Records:
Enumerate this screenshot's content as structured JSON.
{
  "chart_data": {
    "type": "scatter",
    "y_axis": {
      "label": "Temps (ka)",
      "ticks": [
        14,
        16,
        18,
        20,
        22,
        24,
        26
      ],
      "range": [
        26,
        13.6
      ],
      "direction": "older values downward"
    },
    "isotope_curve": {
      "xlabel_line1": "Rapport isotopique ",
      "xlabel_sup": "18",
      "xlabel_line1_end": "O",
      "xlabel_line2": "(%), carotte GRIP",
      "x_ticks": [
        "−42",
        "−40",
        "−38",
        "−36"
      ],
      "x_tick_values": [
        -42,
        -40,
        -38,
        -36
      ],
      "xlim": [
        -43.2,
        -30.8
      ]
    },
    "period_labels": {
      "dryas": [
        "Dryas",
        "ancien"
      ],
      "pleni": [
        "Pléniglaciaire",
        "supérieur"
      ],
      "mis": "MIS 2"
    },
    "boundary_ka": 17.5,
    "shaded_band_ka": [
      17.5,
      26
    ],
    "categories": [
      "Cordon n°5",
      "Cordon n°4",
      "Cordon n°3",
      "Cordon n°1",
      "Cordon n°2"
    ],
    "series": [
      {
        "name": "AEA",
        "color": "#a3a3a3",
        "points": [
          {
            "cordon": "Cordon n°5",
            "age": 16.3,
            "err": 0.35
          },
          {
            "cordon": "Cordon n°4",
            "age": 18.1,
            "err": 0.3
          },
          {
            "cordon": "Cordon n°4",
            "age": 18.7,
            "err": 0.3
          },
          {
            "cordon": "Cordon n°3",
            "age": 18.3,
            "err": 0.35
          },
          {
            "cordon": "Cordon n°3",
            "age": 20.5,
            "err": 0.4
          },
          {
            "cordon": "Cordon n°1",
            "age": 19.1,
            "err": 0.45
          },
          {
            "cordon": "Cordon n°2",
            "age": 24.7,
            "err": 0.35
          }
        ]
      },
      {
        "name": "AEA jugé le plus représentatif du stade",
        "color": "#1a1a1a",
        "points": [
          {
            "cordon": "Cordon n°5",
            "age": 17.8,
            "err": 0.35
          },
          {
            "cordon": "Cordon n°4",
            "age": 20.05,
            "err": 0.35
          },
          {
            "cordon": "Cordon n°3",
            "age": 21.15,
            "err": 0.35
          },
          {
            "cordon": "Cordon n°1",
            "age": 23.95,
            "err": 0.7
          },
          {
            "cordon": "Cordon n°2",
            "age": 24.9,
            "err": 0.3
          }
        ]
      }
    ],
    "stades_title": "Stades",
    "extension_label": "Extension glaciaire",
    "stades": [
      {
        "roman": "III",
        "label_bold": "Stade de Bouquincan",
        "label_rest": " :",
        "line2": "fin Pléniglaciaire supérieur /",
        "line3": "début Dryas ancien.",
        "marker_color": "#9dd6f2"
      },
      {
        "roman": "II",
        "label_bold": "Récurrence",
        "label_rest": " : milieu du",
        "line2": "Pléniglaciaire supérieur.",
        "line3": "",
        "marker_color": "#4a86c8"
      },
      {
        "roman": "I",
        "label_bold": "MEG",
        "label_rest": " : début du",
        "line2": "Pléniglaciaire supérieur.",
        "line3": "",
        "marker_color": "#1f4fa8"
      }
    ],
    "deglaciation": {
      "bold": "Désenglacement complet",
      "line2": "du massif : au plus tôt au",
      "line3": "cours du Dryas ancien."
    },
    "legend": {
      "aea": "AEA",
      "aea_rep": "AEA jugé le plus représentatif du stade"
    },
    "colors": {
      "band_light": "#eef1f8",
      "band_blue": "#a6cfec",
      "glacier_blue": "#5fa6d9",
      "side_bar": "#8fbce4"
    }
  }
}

- **REQUIRED WORK**
Which lines include the word "Pléniglaciaire"? List them all.

- **FINAL ANSWER**
        "Pléniglaciaire",
        "line2": "fin Pléniglaciaire supérieur /",
        "line2": "Pléniglaciaire supérieur.",
        "line2": "Pléniglaciaire supérieur.",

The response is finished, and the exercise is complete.